**Instructions for the task**
Print verbatim every line starting at the one that contains "Convert this screenshot" and ending at the final line of the records; include both endpoints.

**Source data**
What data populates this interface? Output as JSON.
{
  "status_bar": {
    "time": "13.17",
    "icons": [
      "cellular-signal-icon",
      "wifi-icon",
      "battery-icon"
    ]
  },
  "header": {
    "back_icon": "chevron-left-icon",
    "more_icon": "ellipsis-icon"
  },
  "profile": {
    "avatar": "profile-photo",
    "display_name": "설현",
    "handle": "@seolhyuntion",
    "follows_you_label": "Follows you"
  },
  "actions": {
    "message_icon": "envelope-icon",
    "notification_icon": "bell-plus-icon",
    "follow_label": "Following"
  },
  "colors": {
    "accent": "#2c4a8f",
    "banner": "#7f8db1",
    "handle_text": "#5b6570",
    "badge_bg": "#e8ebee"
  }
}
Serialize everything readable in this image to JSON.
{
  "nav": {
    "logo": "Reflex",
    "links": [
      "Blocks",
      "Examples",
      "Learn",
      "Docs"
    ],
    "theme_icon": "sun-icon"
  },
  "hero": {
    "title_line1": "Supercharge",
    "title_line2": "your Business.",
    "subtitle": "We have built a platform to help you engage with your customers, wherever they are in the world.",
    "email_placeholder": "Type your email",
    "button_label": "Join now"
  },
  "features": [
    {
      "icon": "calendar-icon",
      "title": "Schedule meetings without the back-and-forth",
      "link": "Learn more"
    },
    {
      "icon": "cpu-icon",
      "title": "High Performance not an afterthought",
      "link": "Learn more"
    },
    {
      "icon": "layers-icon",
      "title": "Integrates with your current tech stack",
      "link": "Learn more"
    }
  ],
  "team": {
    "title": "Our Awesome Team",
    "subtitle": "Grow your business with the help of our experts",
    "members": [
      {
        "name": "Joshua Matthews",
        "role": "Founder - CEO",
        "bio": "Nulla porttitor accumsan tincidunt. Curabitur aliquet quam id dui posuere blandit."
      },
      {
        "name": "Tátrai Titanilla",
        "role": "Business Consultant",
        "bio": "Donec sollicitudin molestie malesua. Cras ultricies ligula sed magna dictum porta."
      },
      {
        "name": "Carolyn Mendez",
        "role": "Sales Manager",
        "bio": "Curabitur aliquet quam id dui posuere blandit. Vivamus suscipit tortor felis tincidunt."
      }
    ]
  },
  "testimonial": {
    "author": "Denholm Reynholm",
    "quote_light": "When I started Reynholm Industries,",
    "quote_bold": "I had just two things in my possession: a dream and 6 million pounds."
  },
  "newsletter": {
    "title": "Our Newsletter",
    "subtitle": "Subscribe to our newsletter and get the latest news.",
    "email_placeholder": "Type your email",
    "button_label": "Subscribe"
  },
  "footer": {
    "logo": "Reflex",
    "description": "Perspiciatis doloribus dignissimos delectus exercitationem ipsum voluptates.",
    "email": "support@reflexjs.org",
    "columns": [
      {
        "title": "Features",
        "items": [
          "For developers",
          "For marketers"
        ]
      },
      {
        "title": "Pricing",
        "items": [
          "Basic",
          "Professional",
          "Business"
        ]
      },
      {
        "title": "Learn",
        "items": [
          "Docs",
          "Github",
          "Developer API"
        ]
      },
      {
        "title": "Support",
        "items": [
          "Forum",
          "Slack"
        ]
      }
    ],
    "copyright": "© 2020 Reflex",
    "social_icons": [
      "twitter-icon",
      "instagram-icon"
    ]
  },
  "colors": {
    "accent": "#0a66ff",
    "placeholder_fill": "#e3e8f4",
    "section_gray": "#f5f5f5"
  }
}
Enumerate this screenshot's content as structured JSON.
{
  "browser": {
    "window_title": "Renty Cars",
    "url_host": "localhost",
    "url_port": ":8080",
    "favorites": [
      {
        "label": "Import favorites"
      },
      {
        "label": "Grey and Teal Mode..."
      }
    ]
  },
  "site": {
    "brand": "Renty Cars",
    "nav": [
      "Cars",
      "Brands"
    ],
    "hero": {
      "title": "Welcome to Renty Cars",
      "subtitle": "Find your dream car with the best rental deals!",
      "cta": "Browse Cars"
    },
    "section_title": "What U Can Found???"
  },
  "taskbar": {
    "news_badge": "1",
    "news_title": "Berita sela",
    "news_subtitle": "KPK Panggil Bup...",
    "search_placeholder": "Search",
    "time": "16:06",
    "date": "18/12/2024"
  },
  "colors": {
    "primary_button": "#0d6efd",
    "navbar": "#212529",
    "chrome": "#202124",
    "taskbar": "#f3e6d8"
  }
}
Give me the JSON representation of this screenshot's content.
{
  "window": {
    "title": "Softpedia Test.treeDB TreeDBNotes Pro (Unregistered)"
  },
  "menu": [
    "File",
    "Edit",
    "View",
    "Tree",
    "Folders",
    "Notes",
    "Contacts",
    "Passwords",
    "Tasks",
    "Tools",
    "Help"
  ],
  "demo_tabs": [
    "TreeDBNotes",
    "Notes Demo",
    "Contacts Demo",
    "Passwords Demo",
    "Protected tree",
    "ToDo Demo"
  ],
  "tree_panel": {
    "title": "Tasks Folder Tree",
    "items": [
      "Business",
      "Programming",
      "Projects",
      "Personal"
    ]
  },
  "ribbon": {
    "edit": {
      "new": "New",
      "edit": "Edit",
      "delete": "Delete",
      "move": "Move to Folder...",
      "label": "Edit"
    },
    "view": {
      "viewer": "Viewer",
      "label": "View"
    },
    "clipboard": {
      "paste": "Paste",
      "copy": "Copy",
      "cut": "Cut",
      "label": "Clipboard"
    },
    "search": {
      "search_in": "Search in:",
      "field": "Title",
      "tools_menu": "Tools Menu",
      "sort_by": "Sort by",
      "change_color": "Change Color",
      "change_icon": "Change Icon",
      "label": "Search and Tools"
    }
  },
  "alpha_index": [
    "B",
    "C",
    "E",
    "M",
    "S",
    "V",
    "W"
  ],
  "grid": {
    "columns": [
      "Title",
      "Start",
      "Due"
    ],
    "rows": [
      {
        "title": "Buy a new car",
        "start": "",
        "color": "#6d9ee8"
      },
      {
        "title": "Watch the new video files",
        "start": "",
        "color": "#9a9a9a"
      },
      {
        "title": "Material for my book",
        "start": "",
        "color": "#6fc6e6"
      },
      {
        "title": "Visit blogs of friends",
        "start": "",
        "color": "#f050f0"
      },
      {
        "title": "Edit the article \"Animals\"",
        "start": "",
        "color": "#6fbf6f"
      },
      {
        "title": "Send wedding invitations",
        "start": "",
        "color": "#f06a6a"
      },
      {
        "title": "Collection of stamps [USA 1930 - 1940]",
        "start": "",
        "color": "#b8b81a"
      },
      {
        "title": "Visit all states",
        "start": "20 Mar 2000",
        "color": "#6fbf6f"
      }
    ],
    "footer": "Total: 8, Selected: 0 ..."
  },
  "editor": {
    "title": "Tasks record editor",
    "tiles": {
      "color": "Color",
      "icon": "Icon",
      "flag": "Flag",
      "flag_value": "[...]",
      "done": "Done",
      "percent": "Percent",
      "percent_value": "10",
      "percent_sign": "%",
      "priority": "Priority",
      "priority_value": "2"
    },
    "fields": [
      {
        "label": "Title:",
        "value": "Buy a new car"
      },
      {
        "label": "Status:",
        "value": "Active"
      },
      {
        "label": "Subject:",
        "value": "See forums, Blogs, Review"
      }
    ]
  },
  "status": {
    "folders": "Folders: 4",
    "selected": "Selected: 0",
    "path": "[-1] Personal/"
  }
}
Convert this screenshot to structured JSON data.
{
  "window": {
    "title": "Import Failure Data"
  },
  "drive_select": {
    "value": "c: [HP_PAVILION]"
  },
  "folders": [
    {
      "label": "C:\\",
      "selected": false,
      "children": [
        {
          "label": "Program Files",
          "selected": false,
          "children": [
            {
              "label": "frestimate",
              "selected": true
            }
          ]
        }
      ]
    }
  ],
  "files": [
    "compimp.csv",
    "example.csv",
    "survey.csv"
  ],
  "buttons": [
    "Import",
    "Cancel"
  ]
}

**Answer to this exercise**
Convert this screenshot to structured JSON data.
{
  "window": {
    "title": "Import Failure Data"
  },
  "drive_select": {
    "value": "c: [HP_PAVILION]"
  },
  "folders": [
    {
      "label": "C:\\",
      "selected": false,
      "children": [
        {
          "label": "Program Files",
          "selected": false,
          "children": [
            {
              "label": "frestimate",
              "selected": true
            }
          ]
        }
      ]
    }
  ],
  "files": [
    "compimp.csv",
    "example.csv",
    "survey.csv"
  ],
  "buttons": [
    "Import",
    "Cancel"
  ]
}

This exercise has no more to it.